RELATED >> Navistar to launch new line of severe duty work trucks once split with Cat is complete

Finally, while I’m busy speculating, let’s look at Cat’s on-highway engine situation at the moment. Chris Chadwick, director of Cat’s global on-highway truck group admitted to me that the current lack of a 15 liter engine was a “big hole” for the company right now. But he also told me Cat would make an announcement regarding a 15-liter solution before year’s end.

When I asked, Cat told me they were not currently planning a full-blown press launch for the new engine—which tells me they’re looking at an engine platform that already exists. Furthermore, Chadwick stressed that Caterpillar was not getting back into the on-highway engine business.

So. Given all that, what are the possible options on the table for a Cat 15 liter engine?

One possibility

And the most logical one, in my opinion—is a completely revamped Navistar MaxxForce 15.

Of course, Navistar quietly pulled that engine off the market when it finally switched to SCR emissions technology back in 2012. The company has a lot of money tied up in the development of that engine, and it would make sense to fix its problems and get it back out in the marketplace as the Cat-branded CT15.

Another option

Another would be to breathe life back into one of Cat’s proven, yet dormant, on-highway engine design and license Navistar to build those engines.

I’ve had a few Cat 3406 fans reach out this week and hopefully speculate that this will be the case. I’d say it’s is a long shot, but who knows? It would depend on how salvageable the MaxxForce15/CT15 design is at this point.

■ **About this task**
Can you retype the whole article about Cat's 15-liter engine options word for word? The listing has nothing to do with the article.

■ **Dataset entries**
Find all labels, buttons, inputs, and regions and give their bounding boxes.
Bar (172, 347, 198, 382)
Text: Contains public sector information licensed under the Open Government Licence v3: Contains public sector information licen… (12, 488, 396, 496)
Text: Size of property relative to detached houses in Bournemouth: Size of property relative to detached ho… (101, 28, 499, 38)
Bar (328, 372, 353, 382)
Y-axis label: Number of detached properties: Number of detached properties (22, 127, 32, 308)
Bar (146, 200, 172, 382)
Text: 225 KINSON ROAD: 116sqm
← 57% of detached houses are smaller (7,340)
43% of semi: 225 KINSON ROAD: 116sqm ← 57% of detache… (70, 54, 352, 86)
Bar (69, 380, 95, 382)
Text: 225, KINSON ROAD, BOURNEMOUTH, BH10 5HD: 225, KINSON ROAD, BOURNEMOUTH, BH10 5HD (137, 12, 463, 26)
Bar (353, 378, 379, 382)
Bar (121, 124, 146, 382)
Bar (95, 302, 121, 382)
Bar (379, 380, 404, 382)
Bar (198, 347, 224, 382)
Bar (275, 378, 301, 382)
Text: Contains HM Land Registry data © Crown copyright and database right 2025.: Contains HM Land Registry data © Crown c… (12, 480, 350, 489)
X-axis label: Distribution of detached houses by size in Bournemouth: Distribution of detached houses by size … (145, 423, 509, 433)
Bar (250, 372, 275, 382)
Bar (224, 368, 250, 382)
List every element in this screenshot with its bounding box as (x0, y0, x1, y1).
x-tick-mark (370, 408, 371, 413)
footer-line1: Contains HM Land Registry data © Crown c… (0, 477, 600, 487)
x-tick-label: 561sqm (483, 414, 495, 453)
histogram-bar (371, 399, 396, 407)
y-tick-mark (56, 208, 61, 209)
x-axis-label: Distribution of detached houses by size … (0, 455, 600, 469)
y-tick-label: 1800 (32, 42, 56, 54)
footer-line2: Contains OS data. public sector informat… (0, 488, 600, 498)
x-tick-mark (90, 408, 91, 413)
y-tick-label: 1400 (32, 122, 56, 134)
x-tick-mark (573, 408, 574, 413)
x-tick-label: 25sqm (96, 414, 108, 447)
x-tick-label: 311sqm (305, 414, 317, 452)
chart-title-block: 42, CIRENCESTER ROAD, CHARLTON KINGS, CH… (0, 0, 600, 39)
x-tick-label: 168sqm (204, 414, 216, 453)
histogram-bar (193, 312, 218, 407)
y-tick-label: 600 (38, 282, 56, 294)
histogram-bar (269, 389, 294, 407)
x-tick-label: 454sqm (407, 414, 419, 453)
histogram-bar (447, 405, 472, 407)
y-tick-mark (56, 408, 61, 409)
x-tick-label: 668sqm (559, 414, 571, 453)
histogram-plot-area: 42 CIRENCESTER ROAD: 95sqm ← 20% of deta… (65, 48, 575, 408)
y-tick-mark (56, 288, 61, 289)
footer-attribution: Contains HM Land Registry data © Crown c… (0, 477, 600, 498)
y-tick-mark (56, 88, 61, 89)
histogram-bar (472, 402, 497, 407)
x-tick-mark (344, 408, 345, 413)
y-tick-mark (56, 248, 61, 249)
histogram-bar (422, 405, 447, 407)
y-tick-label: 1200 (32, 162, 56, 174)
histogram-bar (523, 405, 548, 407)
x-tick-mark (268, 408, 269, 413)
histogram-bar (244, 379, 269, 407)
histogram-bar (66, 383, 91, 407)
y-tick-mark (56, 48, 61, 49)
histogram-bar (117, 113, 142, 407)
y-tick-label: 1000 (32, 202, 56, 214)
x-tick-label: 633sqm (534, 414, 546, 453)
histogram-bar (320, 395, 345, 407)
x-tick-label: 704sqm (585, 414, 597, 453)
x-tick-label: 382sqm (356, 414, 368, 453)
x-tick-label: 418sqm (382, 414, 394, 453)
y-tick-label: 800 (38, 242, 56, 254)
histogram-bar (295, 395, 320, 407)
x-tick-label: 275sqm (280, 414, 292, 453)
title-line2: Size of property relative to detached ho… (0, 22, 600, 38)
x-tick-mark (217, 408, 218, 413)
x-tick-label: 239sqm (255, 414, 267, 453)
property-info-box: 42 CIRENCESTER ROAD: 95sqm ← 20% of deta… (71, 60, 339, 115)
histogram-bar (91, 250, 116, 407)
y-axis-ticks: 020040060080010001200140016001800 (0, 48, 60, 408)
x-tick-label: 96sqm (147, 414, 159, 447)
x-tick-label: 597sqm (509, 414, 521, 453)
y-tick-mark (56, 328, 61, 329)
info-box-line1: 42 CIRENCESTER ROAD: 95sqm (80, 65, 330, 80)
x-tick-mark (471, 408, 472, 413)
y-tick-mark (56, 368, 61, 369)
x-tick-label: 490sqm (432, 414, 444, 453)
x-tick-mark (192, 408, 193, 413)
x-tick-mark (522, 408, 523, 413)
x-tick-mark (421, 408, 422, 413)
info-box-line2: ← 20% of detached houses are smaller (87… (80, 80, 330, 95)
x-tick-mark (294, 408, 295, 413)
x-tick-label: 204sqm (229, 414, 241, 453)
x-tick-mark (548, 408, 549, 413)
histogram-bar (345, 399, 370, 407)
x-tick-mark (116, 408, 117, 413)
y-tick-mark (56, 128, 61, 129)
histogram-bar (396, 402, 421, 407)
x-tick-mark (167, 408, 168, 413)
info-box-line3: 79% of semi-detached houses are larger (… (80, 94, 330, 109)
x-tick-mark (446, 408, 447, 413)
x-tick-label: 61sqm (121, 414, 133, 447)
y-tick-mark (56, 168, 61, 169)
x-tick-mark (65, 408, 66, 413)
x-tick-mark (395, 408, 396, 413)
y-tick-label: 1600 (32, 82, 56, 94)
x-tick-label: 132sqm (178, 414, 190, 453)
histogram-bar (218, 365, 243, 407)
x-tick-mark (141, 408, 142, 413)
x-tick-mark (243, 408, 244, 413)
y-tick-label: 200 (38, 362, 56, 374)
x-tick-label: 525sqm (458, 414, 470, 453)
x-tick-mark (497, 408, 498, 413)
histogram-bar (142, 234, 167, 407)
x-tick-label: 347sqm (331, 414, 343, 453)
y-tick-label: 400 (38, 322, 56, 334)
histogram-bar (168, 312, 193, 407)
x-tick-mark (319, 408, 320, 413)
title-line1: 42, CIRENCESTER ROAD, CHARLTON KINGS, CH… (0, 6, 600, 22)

■ **Expected output**
RELATED >> Navistar to launch new line of severe duty work trucks once split with Cat is complete

Finally, while I’m busy speculating, let’s look at Cat’s on-highway engine situation at the moment. Chris Chadwick, director of Cat’s global on-highway truck group admitted to me that the current lack of a 15 liter engine was a “big hole” for the company right now. But he also told me Cat would make an announcement regarding a 15-liter solution before year’s end.

When I asked, Cat told me they were not currently planning a full-blown press launch for the new engine—which tells me they’re looking at an engine platform that already exists. Furthermore, Chadwick stressed that Caterpillar was not getting back into the on-highway engine business.

So. Given all that, what are the possible options on the table for a Cat 15 liter engine?

One possibility

And the most logical one, in my opinion—is a completely revamped Navistar MaxxForce 15.

Of course, Navistar quietly pulled that engine off the market when it finally switched to SCR emissions technology back in 2012. The company has a lot of money tied up in the development of that engine, and it would make sense to fix its problems and get it back out in the marketplace as the Cat-branded CT15.

Another option

Another would be to breathe life back into one of Cat’s proven, yet dormant, on-highway engine design and license Navistar to build those engines.

I’ve had a few Cat 3406 fans reach out this week and hopefully speculate that this will be the case. I’d say it’s is a long shot, but who knows? It would depend on how salvageable the MaxxForce15/CT15 design is at this point.